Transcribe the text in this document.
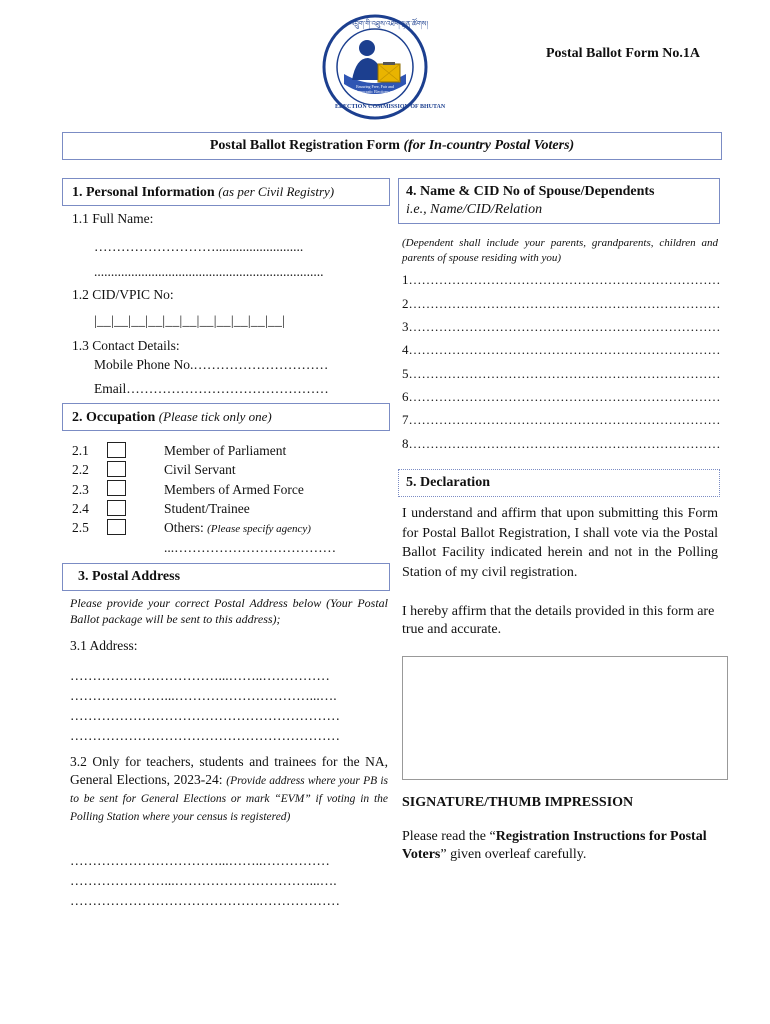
འབྲུག་གི་འཐུས་འཐག་ལྷན་ཚོགས།
Ensuring Free, Fair and Democratic Elections and Referendums
ELECTION COMMISSION OF BHUTAN
Postal Ballot Form No.1A
Postal Ballot Registration Form (for In-country Postal Voters)
1. Personal Information (as per Civil Registry)
1.1 Full Name:
………………………..........................
....................................................................
1.2 CID/VPIC No:
|__|__|__|__|__|__|__|__|__|__|__|
1.3 Contact Details:
Mobile Phone No.…………………………
Email………………………………………
2. Occupation (Please tick only one)
2.1	Member of Parliament
2.2	Civil Servant
2.3	Members of Armed Force
2.4	Student/Trainee
2.5	Others: (Please specify agency)
...………………………………
3. Postal Address
Please provide your correct Postal Address below (Your Postal Ballot package will be sent to this address);
3.1 Address:
……………………………...……..……………
…………………...…………………………...….
……………………………………………………
……………………………………………………
3.2 Only for teachers, students and trainees for the NA, General Elections, 2023-24: (Provide address where your PB is to be sent for General Elections or mark “EVM” if voting in the Polling Station where your census is registered)
……………………………...……..……………
…………………...…………………………...….
……………………………………………………
4. Name & CID No of Spouse/Dependents
i.e., Name/CID/Relation
(Dependent shall include your parents, grandparents, children and parents of spouse residing with you)
1………………………………………………………………
2………………………………………………………………
3………………………………………………………………
4………………………………………………………………
5………………………………………………………………
6………………………………………………………………
7………………………………………………………………
8………………………………………………………………
5. Declaration
I understand and affirm that upon submitting this Form for Postal Ballot Registration, I shall vote via the Postal Ballot Facility indicated herein and not in the Polling Station of my civil registration.
I hereby affirm that the details provided in this form are true and accurate.
SIGNATURE/THUMB IMPRESSION
Please read the “Registration Instructions for Postal Voters” given overleaf carefully.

━━━━━━━━━━━━━━━━━━━━

== SHORT TASK ==
Every line above should be returned exactly; the pictures stay out.

== OUTPUT FOR THIS EXERCISE ==
Transcribe the text in this document.
འབྲུག་གི་འཐུས་འཐག་ལྷན་ཚོགས།
Ensuring Free, Fair and Democratic Elections and Referendums
ELECTION COMMISSION OF BHUTAN
Postal Ballot Form No.1A
Postal Ballot Registration Form (for In-country Postal Voters)
1. Personal Information (as per Civil Registry)
1.1 Full Name:
………………………..........................
....................................................................
1.2 CID/VPIC No:
|__|__|__|__|__|__|__|__|__|__|__|
1.3 Contact Details:
Mobile Phone No.…………………………
Email………………………………………
2. Occupation (Please tick only one)
2.1	Member of Parliament
2.2	Civil Servant
2.3	Members of Armed Force
2.4	Student/Trainee
2.5	Others: (Please specify agency)
...………………………………
3. Postal Address
Please provide your correct Postal Address below (Your Postal Ballot package will be sent to this address);
3.1 Address:
……………………………...……..……………
…………………...…………………………...….
……………………………………………………
……………………………………………………
3.2 Only for teachers, students and trainees for the NA, General Elections, 2023-24: (Provide address where your PB is to be sent for General Elections or mark “EVM” if voting in the Polling Station where your census is registered)
……………………………...……..……………
…………………...…………………………...….
……………………………………………………
4. Name & CID No of Spouse/Dependents
i.e., Name/CID/Relation
(Dependent shall include your parents, grandparents, children and parents of spouse residing with you)
1………………………………………………………………
2………………………………………………………………
3………………………………………………………………
4………………………………………………………………
5………………………………………………………………
6………………………………………………………………
7………………………………………………………………
8………………………………………………………………
5. Declaration
I understand and affirm that upon submitting this Form for Postal Ballot Registration, I shall vote via the Postal Ballot Facility indicated herein and not in the Polling Station of my civil registration.
I hereby affirm that the details provided in this form are true and accurate.
SIGNATURE/THUMB IMPRESSION
Please read the “Registration Instructions for Postal Voters” given overleaf carefully.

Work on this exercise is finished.